▶ [SELECTED EXCERPT]:
▶

A lot of media companies love the idea that they can get their employees to start a blog. Unfortunately, they don’t like the idea that working on the blog means they might do less work elsewhere. The result can easily be infrequently-updated blogs which never quite achieve critical mass.
A separate problem with blogs hosted by newspapers and the like is that they tend to be treated more as obligation than as pleasure, which isn’t very bloggy. There’s something a little impersonal about a blog which only ever updates during office hours, being sure to take national holidays and weekends off, not to mention personal vacations.
Now the great thing about blogs is the sheer variety of them. Some are updated frequenly, others infrequently. In the age of RSS readers, both are fine – and I have a very infrequently updated blog myself. There’s absolutely nothing wrong with a blog having eight entries in six weeks, which is what’s going to be the case by the time John Gapper gets back from his latest holiday. And there’s also nothing wrong with a blog having eight entries in six hours. The blogosphere would suffer greatly if all blogs behaved in much the same way.
But at the same time, the reason that media companies love the idea of having their employees blog is that they think they can get valuable traffic out of it. They’re not particularly interested in making the blogosphere as a whole slightly richer, at the margin: they want to improve the reputation, and increase the readership, of their own sites.
Which is one reason that newspapers often go the multiple-authors route (Alphaville, DealJournal, MarketBeat, etc.) But like many people, I prefer single-author blogs, and I think it’s great that the FT has quite a few of those. I just hope that the FT doesn’t abandon the exercise if and when it realizes those blogs aren’t getting much in the way of traffic.

◀

▶ [DATASET ENTRIES]:
▶

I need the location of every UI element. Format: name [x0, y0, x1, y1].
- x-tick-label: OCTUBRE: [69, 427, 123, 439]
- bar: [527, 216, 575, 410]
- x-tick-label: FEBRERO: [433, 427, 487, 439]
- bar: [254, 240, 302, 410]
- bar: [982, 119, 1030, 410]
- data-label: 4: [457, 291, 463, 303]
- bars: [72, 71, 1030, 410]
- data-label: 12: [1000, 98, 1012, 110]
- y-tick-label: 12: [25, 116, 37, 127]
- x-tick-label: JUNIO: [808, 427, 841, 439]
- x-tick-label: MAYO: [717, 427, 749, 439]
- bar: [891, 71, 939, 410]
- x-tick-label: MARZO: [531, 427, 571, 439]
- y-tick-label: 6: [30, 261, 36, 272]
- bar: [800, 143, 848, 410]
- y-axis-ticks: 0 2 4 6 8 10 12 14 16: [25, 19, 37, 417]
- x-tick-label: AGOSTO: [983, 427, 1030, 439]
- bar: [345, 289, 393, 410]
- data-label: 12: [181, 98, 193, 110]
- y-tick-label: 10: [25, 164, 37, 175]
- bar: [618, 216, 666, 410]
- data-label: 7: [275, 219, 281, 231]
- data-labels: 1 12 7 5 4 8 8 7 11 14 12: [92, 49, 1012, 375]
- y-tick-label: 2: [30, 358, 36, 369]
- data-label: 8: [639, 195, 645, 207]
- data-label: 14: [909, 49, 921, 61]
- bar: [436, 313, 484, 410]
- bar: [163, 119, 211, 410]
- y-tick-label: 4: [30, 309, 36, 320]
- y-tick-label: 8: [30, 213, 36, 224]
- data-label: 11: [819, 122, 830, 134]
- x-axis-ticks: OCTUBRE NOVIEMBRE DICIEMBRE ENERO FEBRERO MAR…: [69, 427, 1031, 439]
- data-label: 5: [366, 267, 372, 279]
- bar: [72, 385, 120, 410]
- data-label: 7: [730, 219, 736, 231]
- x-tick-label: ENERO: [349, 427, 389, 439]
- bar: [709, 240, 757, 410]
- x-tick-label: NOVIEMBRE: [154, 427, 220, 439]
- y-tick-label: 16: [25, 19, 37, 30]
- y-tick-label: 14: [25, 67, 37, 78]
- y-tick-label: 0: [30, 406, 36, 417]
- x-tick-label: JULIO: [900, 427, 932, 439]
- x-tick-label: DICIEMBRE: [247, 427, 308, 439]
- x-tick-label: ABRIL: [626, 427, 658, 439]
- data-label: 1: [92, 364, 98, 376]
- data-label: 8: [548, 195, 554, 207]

◀

▶ [WHAT THE EXERCISE ASKS]:
Reproduce the newspaper-blogs text above word for word, starting at "A lot of media" and ending at "mention personal vacations.".

▶ [ANSWER FOR THIS EXERCISE]:
A lot of media companies love the idea that they can get their employees to start a blog. Unfortunately, they don’t like the idea that working on the blog means they might do less work elsewhere. The result can easily be infrequently-updated blogs which never quite achieve critical mass.
A separate problem with blogs hosted by newspapers and the like is that they tend to be treated more as obligation than as pleasure, which isn’t very bloggy. There’s something a little impersonal about a blog which only ever updates during office hours, being sure to take national holidays and weekends off, not to mention personal vacations.